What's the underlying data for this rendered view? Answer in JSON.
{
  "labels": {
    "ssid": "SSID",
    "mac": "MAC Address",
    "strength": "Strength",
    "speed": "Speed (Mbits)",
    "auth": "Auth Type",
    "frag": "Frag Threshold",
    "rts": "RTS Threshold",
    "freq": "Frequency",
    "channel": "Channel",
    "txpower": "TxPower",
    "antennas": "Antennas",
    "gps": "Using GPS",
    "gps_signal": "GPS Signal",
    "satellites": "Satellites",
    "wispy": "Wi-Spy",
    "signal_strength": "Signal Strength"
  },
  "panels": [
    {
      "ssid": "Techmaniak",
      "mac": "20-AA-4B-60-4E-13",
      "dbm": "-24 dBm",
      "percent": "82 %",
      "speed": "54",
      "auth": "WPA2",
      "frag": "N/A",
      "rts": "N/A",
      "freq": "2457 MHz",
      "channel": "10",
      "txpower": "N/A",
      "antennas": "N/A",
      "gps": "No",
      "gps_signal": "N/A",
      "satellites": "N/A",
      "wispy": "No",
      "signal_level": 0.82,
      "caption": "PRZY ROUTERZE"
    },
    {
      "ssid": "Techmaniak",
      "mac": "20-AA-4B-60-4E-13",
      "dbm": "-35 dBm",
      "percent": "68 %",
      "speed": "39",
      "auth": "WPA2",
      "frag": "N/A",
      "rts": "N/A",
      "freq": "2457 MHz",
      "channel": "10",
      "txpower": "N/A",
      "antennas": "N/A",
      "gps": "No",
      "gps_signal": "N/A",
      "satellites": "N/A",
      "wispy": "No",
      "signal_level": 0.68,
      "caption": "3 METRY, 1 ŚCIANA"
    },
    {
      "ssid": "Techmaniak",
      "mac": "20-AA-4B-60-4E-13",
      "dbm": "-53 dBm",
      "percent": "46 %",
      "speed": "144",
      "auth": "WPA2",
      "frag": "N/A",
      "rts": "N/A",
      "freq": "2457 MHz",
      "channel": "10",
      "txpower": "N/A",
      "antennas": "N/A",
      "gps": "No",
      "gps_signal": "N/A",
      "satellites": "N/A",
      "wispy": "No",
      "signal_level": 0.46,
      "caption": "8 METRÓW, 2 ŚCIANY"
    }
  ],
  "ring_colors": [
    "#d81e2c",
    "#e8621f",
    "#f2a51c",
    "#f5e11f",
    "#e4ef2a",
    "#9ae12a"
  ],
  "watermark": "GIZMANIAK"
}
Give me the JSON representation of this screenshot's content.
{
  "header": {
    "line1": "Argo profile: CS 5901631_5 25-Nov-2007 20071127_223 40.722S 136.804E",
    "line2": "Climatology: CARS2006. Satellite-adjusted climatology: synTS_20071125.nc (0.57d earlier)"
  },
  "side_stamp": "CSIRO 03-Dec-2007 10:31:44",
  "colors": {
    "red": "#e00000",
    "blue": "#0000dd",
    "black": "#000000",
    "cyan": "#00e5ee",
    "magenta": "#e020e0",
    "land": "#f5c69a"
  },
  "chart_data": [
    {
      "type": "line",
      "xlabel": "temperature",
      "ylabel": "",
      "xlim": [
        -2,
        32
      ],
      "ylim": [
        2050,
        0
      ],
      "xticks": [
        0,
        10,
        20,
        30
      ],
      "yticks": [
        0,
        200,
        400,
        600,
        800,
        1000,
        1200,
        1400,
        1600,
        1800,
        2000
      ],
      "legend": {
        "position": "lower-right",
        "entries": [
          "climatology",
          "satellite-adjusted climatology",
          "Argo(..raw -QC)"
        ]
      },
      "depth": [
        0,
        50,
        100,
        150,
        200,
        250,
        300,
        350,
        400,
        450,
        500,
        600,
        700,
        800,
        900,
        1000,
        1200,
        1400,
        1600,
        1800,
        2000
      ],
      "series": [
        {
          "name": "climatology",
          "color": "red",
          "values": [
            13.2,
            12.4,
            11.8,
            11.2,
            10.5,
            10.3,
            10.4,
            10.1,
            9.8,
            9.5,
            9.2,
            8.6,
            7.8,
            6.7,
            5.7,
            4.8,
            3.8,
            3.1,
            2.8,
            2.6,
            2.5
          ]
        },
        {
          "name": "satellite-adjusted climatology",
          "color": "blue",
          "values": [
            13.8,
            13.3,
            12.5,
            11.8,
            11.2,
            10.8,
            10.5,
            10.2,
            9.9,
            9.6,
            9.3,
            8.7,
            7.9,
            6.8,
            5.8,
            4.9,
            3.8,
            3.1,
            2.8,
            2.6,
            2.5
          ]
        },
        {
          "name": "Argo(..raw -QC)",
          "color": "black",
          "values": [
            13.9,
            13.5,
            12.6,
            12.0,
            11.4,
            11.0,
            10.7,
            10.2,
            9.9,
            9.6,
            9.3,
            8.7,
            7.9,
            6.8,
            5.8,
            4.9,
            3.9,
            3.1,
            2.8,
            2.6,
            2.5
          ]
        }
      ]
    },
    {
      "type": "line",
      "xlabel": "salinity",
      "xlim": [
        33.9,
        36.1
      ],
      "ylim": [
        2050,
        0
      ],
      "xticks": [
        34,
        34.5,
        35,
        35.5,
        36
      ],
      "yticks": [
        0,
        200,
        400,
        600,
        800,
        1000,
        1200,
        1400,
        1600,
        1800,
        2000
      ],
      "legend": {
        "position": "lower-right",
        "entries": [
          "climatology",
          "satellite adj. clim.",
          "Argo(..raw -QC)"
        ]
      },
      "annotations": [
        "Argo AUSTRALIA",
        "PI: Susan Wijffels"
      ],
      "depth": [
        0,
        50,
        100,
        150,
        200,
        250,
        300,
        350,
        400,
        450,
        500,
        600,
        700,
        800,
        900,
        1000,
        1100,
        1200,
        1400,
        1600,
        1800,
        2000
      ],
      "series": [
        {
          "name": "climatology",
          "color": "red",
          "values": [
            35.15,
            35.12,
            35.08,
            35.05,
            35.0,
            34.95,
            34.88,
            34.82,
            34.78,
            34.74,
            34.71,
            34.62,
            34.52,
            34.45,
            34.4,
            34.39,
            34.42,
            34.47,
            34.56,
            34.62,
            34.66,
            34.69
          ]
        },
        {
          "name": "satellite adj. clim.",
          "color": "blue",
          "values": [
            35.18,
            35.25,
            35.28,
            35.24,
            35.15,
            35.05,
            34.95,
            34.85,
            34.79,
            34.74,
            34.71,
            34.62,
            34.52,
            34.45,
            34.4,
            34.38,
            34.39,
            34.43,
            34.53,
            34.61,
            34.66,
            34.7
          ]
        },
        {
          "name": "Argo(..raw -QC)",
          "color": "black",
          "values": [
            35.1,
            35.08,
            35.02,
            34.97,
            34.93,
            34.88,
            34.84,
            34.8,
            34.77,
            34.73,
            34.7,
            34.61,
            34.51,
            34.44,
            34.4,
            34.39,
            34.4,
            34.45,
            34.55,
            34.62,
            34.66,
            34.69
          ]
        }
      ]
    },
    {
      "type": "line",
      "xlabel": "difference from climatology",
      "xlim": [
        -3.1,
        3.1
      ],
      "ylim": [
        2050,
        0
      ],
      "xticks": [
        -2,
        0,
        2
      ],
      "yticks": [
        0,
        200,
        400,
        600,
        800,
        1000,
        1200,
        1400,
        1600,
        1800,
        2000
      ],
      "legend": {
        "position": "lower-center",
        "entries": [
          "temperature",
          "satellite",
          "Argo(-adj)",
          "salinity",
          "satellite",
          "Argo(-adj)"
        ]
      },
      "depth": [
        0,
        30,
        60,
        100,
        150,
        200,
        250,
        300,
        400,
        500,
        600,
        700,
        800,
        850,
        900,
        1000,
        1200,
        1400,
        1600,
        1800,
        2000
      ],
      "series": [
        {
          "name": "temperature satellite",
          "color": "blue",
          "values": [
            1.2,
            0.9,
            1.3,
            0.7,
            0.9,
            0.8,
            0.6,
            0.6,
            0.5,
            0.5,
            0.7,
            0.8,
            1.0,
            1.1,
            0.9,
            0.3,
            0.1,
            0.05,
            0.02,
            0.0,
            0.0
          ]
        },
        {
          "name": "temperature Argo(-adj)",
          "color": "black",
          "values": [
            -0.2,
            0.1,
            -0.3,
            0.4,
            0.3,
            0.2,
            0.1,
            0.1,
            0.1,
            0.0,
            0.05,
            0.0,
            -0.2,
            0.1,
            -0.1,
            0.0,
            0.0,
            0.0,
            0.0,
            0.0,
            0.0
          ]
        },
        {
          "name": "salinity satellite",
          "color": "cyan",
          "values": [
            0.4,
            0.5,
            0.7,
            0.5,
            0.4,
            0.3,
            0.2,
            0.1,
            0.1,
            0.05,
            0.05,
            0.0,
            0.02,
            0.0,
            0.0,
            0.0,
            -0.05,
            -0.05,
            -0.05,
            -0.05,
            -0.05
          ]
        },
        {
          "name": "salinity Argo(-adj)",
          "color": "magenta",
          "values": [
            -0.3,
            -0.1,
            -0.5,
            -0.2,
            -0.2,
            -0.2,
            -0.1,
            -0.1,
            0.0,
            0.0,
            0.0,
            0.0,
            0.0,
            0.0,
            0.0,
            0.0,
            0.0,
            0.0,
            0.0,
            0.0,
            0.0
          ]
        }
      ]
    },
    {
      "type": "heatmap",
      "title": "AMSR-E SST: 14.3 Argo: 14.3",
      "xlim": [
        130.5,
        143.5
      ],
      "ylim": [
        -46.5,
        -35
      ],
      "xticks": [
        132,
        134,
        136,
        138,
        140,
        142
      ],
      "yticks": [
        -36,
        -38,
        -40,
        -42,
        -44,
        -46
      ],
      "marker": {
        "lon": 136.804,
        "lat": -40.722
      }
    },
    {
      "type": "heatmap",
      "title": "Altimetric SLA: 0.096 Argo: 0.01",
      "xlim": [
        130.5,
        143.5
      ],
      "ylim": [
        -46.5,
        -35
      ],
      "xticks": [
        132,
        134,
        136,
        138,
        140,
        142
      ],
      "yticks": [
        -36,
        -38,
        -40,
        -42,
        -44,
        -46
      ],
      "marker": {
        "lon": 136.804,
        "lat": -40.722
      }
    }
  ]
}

**THE TASK:** Look for the word "Threshold" and return every line where it occurs.

**OUTPUT OF THE TASK:**
    "frag": "Frag Threshold",
    "rts": "RTS Threshold",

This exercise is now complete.